## Short task
Among the entries below, find the lines with "title" and copy them.

## Records supplied
begin
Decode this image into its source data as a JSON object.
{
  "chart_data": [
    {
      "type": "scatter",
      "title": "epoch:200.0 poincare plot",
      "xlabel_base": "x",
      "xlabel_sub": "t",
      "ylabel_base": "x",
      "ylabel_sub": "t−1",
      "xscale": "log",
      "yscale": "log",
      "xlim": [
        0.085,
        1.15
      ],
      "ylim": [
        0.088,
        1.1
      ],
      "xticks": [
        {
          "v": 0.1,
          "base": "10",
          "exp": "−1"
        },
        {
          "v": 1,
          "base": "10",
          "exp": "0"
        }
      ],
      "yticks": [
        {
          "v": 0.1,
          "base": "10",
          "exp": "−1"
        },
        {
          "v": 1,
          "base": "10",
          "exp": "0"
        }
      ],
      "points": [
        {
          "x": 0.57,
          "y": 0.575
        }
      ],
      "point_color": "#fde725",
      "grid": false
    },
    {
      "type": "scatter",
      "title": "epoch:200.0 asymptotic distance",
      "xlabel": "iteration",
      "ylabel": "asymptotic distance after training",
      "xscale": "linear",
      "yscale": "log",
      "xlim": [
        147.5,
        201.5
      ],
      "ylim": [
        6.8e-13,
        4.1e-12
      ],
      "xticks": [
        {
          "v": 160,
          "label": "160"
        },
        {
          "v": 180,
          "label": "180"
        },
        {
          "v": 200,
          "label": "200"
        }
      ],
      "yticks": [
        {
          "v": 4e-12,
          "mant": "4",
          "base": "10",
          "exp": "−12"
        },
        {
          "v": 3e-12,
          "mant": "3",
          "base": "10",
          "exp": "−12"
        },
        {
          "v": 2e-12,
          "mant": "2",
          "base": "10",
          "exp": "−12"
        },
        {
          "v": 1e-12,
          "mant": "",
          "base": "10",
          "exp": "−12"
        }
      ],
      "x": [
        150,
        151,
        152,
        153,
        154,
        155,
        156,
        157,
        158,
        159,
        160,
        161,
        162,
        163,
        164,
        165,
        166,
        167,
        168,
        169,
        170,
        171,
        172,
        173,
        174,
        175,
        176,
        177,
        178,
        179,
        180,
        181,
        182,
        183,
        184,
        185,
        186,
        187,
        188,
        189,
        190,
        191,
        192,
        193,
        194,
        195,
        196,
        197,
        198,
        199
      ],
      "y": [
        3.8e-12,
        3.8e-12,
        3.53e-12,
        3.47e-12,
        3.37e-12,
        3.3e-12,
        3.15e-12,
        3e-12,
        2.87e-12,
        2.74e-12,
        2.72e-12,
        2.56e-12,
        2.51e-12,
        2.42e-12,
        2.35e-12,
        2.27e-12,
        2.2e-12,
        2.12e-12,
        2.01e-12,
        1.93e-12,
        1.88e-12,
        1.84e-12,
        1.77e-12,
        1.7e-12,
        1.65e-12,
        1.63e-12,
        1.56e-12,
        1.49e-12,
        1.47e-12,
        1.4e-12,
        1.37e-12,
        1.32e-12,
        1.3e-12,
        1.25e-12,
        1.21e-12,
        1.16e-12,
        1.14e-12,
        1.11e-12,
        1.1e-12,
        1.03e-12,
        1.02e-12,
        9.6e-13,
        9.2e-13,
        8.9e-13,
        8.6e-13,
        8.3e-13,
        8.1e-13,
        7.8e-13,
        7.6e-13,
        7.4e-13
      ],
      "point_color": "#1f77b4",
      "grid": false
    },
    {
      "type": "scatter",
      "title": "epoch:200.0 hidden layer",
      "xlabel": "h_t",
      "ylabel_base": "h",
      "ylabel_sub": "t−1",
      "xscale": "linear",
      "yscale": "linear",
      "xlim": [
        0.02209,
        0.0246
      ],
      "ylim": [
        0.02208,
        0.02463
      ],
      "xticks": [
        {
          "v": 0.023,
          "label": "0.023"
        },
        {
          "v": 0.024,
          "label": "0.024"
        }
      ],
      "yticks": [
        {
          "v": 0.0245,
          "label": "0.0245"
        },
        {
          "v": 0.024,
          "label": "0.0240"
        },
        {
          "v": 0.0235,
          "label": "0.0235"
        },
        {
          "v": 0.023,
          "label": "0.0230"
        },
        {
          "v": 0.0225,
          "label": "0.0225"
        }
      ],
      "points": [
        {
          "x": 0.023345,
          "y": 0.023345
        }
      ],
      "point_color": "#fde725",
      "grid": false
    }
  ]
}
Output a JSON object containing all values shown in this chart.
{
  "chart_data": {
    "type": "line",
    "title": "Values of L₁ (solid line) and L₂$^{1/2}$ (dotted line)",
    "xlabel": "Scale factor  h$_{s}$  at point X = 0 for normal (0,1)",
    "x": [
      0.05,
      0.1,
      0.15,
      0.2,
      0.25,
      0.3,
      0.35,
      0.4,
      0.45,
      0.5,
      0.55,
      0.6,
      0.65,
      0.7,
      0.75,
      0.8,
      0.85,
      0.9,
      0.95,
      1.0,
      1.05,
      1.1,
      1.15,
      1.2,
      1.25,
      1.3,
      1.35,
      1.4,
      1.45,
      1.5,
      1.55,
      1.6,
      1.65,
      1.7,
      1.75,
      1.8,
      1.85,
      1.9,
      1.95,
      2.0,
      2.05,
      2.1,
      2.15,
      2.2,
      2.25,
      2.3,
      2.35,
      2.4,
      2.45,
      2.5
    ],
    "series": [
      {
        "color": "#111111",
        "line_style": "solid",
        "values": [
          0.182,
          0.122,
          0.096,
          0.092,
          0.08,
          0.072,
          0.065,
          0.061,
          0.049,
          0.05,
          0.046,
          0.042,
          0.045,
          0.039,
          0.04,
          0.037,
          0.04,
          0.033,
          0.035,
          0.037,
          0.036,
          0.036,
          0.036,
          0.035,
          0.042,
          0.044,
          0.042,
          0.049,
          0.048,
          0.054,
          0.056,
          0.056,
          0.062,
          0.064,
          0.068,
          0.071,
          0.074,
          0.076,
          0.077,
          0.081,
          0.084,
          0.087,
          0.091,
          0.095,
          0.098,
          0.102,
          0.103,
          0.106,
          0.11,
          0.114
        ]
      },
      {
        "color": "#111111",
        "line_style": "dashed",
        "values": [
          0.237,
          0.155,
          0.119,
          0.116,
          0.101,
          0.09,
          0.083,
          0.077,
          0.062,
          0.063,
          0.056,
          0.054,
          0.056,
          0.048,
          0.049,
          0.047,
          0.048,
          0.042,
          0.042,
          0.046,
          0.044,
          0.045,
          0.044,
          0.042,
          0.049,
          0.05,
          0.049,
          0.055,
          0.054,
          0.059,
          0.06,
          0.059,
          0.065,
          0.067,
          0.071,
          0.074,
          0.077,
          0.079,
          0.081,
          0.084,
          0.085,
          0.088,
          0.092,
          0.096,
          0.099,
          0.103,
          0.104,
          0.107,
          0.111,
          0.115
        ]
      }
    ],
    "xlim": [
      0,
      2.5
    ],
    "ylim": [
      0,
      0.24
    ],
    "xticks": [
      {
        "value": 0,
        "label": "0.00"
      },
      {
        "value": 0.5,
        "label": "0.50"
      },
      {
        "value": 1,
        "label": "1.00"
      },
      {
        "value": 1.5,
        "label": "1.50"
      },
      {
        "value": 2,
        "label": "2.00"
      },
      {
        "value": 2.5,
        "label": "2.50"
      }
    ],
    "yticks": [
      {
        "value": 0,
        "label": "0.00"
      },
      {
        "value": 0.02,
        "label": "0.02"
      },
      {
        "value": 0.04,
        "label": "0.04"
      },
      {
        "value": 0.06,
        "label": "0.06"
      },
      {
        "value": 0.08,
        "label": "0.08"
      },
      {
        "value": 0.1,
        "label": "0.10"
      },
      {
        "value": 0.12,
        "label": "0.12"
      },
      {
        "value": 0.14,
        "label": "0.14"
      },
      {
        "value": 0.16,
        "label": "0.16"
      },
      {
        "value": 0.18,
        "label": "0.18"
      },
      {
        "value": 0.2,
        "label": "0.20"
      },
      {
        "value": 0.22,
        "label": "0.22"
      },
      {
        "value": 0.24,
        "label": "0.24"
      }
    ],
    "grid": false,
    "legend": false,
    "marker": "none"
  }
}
end
## Solved problem
      "title": "epoch:200.0 poincare plot",
      "title": "epoch:200.0 asymptotic distance",
      "title": "epoch:200.0 hidden layer",
    "title": "Values of L₁ (solid line) and L₂$^{1/2}$ (dotted line)",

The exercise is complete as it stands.